### Written task:
Copy each line of the records that contains the word "объекта".

### Input data:
>>>

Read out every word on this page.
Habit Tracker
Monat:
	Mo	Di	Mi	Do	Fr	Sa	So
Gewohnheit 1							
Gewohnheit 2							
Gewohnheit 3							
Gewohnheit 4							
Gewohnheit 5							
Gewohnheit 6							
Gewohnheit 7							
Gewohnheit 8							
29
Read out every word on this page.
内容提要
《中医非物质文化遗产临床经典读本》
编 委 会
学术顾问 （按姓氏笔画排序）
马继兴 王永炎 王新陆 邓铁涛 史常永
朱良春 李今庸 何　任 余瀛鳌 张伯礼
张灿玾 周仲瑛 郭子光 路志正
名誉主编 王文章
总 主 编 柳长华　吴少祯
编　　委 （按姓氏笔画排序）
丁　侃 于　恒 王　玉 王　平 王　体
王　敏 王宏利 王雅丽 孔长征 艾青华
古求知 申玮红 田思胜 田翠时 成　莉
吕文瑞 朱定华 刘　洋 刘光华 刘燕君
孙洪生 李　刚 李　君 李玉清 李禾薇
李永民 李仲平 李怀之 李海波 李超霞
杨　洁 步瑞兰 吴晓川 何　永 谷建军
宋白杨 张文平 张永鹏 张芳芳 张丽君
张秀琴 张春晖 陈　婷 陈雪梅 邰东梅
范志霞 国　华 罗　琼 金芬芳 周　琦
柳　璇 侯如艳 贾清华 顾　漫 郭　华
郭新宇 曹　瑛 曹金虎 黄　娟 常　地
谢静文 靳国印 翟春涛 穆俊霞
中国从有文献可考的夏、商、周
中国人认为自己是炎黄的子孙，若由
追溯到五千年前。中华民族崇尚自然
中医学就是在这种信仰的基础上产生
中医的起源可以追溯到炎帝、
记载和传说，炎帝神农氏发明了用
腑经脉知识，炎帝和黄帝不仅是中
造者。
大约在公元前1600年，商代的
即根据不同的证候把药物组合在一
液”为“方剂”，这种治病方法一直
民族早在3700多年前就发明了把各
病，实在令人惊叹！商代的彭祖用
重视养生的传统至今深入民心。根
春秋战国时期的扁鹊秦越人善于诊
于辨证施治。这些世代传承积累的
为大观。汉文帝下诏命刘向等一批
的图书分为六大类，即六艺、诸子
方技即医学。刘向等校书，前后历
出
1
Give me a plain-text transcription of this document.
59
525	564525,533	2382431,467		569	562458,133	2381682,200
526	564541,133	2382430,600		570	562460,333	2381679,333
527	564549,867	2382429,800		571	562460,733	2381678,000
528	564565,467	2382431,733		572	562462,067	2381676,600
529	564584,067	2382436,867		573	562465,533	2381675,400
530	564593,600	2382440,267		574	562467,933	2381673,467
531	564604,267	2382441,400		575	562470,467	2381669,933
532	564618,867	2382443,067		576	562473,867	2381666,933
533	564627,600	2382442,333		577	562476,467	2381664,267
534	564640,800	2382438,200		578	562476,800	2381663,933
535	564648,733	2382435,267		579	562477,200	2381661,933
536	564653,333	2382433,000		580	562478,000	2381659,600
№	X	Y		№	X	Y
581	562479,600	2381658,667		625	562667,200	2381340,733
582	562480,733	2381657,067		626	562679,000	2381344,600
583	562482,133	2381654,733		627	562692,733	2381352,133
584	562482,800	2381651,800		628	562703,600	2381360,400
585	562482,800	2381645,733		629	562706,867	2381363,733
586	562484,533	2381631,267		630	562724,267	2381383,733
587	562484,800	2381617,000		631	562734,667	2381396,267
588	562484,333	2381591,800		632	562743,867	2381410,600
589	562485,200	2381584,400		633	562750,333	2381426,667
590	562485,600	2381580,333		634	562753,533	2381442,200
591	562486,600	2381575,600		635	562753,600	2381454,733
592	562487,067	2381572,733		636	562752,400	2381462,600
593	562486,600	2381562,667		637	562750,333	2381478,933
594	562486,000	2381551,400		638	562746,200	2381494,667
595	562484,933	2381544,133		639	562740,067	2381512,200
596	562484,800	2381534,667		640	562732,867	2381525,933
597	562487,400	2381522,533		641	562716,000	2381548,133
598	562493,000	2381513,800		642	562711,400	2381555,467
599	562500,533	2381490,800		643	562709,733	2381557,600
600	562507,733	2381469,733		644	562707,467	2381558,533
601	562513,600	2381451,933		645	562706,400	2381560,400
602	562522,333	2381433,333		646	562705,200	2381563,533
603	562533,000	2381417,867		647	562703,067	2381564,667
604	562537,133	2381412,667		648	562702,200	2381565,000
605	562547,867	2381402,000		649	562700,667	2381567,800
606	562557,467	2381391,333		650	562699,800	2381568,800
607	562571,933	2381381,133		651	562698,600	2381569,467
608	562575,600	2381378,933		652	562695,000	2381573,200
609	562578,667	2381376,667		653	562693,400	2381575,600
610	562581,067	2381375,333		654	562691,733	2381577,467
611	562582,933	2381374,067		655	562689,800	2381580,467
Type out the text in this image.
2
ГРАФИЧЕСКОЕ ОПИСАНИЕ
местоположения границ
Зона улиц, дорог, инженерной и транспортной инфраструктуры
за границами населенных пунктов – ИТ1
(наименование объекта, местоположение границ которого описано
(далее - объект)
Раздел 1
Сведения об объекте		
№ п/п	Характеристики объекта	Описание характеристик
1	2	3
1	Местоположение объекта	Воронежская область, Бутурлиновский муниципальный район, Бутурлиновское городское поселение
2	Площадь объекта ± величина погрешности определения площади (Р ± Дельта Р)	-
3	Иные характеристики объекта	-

<<<

### Complete output:
(наименование объекта, местоположение границ которого описано
№ п/п	Характеристики объекта	Описание характеристик
1	Местоположение объекта	Воронежская область, Бутурлиновский муниципальный район, Бутурлиновское городское поселение
2	Площадь объекта ± величина погрешности определения площади (Р ± Дельта Р)	-
3	Иные характеристики объекта	-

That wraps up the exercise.